AIM: Collect each line of the records containing the string "TRIM".

*** EXTRACTED RECORDS

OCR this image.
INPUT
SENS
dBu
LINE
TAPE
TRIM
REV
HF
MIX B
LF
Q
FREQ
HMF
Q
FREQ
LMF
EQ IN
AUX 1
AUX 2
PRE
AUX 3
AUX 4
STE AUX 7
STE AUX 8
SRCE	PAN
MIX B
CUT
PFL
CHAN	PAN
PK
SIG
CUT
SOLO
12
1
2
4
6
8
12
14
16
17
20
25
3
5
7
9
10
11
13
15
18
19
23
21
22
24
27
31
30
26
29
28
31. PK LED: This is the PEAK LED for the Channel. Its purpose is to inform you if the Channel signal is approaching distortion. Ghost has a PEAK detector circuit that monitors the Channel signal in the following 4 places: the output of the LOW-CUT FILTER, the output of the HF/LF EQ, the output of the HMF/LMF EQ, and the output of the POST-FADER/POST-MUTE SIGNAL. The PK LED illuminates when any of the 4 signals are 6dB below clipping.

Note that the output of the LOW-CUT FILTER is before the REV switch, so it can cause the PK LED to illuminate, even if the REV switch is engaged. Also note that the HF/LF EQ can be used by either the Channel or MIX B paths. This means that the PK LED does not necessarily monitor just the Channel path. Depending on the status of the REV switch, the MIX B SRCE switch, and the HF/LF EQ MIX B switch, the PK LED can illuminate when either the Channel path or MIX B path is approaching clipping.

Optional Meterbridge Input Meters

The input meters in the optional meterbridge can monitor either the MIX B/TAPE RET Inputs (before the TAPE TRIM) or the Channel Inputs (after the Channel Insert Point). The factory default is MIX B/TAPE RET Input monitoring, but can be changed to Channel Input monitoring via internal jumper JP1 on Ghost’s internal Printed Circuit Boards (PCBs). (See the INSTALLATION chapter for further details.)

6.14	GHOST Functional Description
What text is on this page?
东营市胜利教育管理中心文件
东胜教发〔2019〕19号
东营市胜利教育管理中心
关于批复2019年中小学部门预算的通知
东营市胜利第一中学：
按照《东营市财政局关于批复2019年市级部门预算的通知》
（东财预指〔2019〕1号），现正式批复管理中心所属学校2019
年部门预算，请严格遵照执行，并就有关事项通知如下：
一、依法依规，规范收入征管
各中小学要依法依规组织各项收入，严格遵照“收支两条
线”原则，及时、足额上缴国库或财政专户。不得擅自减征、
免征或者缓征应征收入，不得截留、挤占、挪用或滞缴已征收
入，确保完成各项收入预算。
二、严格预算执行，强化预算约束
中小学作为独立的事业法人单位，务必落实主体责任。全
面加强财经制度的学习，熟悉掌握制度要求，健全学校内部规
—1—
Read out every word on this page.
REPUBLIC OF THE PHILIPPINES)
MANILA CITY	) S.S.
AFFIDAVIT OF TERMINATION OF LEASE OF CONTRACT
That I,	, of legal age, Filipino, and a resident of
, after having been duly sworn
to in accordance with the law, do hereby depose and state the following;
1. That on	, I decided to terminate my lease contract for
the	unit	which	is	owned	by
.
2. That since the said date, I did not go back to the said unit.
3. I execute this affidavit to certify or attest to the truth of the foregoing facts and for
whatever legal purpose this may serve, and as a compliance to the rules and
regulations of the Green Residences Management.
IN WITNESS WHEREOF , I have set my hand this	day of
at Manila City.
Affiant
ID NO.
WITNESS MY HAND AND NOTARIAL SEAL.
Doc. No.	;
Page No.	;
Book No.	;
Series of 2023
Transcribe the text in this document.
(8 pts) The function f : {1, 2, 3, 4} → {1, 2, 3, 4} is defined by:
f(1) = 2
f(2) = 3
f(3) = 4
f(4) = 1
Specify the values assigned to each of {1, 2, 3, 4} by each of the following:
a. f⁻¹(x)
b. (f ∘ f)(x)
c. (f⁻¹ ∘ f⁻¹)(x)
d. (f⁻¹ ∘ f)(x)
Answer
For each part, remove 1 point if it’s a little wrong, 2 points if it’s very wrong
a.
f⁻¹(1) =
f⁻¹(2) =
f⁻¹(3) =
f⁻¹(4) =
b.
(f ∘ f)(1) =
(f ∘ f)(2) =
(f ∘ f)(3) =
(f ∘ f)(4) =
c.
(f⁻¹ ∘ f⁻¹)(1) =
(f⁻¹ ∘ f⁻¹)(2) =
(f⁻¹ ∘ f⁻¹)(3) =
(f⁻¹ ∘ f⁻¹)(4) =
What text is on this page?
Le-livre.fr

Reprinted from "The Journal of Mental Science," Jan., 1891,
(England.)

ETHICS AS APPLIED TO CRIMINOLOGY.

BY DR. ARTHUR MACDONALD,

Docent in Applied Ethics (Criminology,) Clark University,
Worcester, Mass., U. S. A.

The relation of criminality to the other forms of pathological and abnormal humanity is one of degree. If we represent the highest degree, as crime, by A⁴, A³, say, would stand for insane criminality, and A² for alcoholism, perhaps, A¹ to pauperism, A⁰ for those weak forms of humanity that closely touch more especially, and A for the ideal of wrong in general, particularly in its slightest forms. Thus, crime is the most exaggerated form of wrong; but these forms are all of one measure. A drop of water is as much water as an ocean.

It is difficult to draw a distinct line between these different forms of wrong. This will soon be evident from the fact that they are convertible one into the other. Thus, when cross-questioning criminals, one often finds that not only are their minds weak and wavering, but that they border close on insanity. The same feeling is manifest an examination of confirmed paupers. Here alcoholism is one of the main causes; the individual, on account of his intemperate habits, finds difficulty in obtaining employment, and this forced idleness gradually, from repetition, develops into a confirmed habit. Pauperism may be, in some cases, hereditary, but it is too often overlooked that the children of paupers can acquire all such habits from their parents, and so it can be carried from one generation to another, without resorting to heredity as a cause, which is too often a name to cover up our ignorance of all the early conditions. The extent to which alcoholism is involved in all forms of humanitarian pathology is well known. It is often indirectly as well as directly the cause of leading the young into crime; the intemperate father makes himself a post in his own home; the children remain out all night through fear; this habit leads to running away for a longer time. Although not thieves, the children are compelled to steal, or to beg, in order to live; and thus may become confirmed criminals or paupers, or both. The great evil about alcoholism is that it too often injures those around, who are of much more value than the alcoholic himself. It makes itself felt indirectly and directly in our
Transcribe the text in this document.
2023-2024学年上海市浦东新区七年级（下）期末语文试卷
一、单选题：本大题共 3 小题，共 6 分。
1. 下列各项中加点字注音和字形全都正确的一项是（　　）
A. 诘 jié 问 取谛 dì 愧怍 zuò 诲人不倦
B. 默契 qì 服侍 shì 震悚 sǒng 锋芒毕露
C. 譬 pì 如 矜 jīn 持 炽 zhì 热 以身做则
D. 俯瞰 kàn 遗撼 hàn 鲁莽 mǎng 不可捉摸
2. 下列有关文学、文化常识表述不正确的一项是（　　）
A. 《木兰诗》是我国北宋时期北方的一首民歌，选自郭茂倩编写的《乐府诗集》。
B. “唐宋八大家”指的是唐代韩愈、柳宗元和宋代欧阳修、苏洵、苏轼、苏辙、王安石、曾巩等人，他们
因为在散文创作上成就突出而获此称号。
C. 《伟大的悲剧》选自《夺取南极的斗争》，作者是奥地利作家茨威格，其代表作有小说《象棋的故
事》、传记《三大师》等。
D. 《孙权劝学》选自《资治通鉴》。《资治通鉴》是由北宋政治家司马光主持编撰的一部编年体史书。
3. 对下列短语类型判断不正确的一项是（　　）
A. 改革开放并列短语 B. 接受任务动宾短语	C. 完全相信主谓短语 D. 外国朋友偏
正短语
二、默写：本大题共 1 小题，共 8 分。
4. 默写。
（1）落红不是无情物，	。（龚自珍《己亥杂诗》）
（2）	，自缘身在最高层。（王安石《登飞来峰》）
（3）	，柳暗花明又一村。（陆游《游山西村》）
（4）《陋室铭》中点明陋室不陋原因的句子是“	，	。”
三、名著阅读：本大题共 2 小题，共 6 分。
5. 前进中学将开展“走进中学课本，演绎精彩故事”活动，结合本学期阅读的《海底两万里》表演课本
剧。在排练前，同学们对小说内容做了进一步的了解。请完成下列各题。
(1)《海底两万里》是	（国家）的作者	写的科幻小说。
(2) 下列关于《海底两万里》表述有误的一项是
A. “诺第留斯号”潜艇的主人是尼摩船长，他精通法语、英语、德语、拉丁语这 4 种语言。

******

RESPONSE FOR THIS EXERCISE:
TRIM
The input meters in the optional meterbridge can monitor either the MIX B/TAPE RET Inputs (before the TAPE TRIM) or the Channel Inputs (after the Channel Insert Point). The factory default is MIX B/TAPE RET Input monitoring, but can be changed to Channel Input monitoring via internal jumper JP1 on Ghost’s internal Printed Circuit Boards (PCBs). (See the INSTALLATION chapter for further details.)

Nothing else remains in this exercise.